:: Problem to solve ::
Locate the word "Forward" in the material, then show every line that holds it.

:: Data for processing ::
----
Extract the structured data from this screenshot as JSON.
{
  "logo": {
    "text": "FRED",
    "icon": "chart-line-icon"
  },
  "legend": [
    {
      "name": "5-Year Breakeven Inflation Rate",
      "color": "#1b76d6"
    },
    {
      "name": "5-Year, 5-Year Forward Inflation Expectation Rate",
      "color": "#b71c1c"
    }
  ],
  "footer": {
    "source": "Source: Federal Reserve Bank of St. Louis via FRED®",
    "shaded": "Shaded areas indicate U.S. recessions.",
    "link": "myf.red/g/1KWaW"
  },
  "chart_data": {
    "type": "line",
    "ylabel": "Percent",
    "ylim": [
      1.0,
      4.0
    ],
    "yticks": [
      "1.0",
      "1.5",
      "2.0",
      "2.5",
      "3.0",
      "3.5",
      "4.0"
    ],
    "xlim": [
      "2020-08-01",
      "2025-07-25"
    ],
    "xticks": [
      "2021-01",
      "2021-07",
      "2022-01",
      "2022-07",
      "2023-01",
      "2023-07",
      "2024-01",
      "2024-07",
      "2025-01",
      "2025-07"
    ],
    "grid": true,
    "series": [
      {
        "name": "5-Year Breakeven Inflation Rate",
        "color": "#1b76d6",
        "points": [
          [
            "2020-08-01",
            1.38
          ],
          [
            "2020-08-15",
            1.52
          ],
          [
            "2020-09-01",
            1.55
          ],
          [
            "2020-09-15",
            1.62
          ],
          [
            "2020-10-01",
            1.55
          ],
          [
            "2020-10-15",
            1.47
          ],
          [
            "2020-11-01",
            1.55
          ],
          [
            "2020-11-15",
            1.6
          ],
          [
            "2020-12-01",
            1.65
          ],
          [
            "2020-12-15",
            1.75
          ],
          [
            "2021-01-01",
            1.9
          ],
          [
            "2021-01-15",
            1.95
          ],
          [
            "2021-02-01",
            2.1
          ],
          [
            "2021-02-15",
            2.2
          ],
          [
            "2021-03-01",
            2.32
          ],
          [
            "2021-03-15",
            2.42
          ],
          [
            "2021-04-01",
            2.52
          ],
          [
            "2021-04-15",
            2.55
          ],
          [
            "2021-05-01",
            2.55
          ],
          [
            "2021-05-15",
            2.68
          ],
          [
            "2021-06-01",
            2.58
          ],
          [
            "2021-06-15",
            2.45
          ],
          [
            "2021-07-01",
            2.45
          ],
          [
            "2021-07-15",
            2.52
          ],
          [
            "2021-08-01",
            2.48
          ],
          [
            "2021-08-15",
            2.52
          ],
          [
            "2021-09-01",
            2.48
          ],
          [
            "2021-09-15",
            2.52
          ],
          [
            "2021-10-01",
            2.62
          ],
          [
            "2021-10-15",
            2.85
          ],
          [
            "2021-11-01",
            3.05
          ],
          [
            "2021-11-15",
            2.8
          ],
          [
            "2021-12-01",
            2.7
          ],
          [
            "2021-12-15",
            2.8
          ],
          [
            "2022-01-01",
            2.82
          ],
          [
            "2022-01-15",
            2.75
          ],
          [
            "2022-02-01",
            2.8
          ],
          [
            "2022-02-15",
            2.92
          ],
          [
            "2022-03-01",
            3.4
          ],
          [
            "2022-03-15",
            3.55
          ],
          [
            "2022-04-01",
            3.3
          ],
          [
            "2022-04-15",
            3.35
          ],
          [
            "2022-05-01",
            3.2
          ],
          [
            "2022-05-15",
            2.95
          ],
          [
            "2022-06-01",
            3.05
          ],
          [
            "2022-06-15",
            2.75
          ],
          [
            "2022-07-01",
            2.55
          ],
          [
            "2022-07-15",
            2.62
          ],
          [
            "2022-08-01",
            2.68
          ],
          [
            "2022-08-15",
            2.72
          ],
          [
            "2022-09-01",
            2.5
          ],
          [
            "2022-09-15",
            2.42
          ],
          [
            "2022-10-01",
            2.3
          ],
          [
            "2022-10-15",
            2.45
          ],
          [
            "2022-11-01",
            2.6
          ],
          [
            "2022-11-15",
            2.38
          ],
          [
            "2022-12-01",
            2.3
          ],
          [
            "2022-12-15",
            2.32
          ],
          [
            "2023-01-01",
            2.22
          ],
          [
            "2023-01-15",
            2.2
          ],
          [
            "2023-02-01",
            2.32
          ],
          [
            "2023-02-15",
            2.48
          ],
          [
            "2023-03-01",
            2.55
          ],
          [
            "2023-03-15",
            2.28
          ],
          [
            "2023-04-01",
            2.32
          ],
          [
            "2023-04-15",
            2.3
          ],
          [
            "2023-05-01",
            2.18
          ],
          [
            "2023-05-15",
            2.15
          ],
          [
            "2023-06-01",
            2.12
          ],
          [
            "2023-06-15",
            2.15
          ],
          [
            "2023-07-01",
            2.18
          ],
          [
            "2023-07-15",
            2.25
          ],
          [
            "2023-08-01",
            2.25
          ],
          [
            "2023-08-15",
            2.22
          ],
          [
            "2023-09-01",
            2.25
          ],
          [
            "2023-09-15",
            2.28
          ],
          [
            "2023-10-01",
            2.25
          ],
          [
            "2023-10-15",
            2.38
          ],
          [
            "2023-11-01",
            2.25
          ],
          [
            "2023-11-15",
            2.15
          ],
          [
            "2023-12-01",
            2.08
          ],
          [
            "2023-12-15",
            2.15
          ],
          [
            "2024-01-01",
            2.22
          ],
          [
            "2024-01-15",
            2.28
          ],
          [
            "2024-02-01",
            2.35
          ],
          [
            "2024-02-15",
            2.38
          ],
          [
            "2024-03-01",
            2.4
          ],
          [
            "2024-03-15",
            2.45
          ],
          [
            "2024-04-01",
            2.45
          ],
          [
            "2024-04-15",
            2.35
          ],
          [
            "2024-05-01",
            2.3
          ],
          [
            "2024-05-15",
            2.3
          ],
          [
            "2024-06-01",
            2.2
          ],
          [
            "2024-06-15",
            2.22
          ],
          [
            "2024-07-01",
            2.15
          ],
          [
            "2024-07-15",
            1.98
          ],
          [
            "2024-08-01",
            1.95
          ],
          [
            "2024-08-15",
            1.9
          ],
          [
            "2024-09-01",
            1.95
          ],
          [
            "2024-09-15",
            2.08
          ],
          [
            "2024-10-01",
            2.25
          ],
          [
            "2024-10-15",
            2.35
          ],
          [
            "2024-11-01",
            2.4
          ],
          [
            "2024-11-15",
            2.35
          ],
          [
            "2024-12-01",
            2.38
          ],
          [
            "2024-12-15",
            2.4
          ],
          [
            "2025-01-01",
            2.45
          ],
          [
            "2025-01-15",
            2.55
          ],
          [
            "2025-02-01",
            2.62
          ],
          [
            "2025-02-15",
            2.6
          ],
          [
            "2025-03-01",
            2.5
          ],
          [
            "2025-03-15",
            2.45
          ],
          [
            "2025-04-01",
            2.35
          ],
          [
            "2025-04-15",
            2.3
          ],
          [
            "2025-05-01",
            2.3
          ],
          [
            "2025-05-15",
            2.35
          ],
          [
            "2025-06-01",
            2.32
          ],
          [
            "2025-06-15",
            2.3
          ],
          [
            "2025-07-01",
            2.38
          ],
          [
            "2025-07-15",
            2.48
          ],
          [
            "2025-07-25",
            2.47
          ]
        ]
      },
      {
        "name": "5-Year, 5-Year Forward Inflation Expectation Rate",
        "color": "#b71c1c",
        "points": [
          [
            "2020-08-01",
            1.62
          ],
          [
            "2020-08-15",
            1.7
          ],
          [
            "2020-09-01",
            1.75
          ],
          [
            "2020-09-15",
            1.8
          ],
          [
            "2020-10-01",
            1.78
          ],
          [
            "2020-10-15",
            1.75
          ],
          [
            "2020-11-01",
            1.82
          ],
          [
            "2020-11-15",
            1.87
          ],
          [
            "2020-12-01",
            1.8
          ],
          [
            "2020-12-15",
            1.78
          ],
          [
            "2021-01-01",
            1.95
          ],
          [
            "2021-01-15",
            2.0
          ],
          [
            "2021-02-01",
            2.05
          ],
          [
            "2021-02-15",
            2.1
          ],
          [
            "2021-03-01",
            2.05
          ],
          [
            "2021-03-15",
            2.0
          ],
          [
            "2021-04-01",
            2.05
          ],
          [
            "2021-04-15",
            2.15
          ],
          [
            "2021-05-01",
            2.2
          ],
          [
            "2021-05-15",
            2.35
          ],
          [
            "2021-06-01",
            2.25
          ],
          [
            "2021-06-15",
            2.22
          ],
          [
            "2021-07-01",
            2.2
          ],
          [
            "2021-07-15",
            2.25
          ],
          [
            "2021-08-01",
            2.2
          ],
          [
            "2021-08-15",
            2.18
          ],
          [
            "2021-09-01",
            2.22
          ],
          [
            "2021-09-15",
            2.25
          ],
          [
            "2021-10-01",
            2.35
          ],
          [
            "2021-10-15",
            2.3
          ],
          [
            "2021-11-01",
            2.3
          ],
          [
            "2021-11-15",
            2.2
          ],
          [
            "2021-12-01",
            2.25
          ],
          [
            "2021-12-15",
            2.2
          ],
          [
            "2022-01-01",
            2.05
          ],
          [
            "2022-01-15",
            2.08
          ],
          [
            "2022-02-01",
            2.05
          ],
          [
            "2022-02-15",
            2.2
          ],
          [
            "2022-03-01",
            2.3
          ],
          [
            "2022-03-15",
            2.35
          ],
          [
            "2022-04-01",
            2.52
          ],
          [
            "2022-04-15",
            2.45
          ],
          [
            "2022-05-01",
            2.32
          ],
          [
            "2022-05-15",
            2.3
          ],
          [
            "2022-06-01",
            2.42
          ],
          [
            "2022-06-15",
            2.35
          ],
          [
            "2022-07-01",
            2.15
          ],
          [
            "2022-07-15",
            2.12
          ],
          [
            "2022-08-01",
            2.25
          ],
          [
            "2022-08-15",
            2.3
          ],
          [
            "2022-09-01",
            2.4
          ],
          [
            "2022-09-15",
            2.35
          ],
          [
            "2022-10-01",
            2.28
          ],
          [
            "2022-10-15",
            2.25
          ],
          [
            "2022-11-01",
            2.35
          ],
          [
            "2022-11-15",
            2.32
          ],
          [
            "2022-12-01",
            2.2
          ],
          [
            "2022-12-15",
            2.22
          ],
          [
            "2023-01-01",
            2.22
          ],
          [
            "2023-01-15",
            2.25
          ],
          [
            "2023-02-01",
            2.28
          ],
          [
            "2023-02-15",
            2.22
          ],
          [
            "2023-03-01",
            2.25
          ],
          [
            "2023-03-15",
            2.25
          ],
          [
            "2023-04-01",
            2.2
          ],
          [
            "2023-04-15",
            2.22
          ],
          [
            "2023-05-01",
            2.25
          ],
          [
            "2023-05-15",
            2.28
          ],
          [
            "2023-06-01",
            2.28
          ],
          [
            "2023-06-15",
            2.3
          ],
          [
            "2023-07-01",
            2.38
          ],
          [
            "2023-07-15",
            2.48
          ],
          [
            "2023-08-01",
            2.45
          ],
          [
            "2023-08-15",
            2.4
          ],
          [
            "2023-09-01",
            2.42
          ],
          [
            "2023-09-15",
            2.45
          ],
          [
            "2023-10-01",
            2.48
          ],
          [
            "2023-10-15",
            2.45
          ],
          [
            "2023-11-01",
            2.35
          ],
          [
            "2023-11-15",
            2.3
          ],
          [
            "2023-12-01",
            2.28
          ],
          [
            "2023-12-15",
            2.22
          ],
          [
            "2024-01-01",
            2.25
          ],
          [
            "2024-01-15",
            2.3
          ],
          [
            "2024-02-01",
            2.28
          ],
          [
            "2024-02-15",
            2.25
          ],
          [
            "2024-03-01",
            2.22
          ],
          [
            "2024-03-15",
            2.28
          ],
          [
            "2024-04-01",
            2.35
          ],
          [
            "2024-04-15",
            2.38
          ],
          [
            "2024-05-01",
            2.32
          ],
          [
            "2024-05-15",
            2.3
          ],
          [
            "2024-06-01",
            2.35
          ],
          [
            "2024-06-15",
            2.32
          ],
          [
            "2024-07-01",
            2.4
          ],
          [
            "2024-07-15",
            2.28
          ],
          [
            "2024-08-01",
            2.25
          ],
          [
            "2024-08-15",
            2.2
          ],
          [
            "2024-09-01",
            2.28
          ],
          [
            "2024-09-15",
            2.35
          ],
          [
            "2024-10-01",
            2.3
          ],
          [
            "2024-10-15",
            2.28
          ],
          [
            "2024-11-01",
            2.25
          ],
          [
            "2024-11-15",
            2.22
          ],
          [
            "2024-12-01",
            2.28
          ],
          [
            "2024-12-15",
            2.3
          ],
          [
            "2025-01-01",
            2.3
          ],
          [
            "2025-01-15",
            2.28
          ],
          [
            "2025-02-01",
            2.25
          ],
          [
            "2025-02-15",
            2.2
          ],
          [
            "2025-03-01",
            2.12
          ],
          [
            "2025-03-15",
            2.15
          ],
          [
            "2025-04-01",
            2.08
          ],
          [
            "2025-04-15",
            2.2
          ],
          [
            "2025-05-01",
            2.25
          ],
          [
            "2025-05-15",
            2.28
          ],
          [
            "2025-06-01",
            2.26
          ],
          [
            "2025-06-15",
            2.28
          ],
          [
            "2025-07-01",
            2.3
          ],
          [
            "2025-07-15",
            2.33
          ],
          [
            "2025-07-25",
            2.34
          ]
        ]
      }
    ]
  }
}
----
:: Expected output ::
      "name": "5-Year, 5-Year Forward Inflation Expectation Rate",
        "name": "5-Year, 5-Year Forward Inflation Expectation Rate",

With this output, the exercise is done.